#### Data in this exercise ####

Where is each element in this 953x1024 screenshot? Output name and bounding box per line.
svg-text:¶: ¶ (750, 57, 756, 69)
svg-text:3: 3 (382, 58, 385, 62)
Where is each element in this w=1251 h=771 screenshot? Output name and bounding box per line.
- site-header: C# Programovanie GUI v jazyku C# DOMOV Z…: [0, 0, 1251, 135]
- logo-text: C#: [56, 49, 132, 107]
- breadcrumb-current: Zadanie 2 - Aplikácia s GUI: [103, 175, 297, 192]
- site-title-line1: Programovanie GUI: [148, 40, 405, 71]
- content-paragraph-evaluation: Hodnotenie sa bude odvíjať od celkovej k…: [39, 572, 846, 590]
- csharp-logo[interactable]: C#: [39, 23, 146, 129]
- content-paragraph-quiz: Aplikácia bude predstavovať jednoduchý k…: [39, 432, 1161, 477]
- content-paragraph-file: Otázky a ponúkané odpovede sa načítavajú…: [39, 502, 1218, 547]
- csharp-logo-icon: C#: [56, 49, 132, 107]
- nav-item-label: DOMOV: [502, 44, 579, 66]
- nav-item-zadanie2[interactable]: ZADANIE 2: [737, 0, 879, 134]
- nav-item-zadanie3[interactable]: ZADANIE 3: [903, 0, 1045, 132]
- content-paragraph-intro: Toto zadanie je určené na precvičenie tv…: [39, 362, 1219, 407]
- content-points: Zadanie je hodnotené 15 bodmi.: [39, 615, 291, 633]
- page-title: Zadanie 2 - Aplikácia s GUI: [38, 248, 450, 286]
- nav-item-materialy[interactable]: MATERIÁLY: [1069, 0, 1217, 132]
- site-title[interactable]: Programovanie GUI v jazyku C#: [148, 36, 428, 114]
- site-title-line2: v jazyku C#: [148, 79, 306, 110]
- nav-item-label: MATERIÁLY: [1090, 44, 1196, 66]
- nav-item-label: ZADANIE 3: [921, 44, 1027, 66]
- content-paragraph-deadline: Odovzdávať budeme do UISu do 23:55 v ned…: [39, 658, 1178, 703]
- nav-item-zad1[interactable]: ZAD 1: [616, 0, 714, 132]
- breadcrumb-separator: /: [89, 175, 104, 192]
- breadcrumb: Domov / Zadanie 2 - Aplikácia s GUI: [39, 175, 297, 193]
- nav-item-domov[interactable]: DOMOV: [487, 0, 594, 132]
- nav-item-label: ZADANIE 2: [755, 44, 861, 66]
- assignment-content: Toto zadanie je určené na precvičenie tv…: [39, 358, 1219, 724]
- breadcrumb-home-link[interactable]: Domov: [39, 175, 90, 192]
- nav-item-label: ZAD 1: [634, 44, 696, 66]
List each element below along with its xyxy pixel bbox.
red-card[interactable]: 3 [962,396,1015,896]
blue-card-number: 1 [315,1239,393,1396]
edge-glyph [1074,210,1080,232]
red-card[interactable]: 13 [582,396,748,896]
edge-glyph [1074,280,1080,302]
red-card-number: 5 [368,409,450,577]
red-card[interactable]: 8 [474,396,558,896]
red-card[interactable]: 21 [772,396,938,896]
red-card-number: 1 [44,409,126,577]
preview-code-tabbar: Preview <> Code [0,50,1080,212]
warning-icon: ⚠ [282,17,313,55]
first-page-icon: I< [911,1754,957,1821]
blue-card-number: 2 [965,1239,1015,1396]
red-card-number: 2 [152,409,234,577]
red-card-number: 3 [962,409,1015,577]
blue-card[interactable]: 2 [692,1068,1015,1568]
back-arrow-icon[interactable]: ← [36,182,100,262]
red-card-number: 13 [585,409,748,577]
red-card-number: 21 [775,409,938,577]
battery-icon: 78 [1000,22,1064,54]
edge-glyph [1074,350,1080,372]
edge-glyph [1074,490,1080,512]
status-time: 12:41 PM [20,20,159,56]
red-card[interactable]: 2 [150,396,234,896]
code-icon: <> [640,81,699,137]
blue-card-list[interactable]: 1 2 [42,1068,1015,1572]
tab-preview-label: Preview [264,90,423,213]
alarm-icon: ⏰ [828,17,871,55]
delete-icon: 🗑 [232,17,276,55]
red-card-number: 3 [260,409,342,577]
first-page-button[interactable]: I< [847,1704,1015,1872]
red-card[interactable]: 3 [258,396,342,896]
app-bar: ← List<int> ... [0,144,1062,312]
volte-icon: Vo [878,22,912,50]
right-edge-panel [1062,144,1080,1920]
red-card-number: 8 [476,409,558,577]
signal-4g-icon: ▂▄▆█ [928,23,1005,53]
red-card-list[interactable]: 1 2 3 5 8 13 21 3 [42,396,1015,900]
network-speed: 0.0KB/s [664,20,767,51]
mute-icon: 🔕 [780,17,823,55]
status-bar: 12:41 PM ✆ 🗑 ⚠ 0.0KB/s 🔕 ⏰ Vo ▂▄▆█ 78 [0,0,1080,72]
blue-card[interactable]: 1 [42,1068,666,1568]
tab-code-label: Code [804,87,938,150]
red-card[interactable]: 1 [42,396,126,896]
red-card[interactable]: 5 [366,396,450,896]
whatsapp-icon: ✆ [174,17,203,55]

####

# Objective
Copy the lines verbatim, starting at the first line of the records and ending at the line that contains "- breadcrumb-current: Zadanie", both included.

# Response to this task
Where is each element in this 953x1024 screenshot? Output name and bounding box per line.
svg-text:¶: ¶ (750, 57, 756, 69)
svg-text:3: 3 (382, 58, 385, 62)
Where is each element in this w=1251 h=771 screenshot? Output name and bounding box per line.
- site-header: C# Programovanie GUI v jazyku C# DOMOV Z…: [0, 0, 1251, 135]
- logo-text: C#: [56, 49, 132, 107]
- breadcrumb-current: Zadanie 2 - Aplikácia s GUI: [103, 175, 297, 192]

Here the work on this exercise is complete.